STATED EXERCISE: In the data, extract each line that holds the string "axis".

DATA RECORDS:
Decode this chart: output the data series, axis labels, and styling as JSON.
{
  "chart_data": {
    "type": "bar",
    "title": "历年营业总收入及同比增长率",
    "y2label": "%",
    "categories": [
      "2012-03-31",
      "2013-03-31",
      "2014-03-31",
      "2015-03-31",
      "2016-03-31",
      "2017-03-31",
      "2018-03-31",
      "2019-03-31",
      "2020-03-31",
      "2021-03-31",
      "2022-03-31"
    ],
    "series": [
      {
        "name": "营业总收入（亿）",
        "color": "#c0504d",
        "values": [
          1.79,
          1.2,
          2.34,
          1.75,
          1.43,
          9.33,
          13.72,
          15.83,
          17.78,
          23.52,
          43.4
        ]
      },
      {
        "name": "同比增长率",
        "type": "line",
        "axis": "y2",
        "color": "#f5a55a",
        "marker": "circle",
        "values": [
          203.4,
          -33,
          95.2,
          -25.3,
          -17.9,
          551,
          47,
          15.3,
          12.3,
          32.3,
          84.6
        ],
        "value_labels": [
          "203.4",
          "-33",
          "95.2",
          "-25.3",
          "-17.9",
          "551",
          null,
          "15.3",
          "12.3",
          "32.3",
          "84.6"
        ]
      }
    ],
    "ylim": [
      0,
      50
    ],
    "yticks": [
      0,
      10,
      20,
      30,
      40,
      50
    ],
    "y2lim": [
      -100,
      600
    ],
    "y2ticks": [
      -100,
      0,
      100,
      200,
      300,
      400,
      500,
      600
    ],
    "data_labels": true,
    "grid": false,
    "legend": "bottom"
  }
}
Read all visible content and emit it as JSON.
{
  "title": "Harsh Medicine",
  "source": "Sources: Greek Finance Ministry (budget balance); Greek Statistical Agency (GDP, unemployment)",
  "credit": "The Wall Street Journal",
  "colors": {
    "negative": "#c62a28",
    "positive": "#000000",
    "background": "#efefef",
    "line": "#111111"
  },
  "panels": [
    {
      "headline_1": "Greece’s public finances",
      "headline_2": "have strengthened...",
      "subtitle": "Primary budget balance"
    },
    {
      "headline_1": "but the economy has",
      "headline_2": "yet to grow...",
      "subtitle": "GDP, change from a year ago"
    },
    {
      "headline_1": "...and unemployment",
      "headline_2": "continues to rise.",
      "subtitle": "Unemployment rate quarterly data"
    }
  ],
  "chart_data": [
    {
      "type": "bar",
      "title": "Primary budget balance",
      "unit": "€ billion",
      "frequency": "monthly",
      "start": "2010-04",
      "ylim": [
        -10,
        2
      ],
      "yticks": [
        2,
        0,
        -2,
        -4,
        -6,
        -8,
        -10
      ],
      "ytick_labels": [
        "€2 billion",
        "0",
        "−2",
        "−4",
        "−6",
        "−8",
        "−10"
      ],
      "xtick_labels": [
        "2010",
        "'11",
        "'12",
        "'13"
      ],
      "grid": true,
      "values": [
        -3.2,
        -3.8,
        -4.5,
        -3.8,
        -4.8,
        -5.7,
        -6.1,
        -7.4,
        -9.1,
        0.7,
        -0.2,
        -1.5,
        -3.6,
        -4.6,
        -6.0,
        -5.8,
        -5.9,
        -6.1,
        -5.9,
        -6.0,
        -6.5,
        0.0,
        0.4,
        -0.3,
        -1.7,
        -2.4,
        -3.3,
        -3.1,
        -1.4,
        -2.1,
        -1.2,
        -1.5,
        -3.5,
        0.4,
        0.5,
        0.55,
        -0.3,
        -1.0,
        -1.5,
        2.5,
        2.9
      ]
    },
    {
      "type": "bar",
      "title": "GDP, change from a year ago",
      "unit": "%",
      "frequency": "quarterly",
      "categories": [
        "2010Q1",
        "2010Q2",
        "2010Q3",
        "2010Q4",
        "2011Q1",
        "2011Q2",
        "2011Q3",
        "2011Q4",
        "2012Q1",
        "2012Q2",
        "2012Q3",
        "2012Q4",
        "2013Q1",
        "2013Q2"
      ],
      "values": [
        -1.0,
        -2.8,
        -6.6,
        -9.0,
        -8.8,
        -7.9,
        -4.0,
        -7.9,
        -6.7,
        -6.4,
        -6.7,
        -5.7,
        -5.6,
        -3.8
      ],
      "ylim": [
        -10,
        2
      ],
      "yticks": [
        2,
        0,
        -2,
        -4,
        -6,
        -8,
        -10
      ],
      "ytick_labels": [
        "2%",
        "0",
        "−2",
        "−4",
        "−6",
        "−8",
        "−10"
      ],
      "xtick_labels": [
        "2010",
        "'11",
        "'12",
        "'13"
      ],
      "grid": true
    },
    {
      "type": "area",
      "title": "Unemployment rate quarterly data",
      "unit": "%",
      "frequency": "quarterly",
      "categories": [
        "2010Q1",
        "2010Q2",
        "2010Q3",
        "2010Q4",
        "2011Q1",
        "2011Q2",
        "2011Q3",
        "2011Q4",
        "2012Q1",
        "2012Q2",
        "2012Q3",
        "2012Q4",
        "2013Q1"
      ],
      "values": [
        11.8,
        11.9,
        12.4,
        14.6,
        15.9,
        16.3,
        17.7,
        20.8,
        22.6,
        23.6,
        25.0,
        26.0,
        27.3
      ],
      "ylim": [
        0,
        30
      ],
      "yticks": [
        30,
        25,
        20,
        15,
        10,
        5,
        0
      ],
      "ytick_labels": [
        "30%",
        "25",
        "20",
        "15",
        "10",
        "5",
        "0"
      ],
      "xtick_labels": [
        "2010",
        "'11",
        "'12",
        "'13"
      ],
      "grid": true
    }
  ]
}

SOLUTION:
Decode this chart: output the data series, axis labels, and styling as JSON.
        "axis": "y2",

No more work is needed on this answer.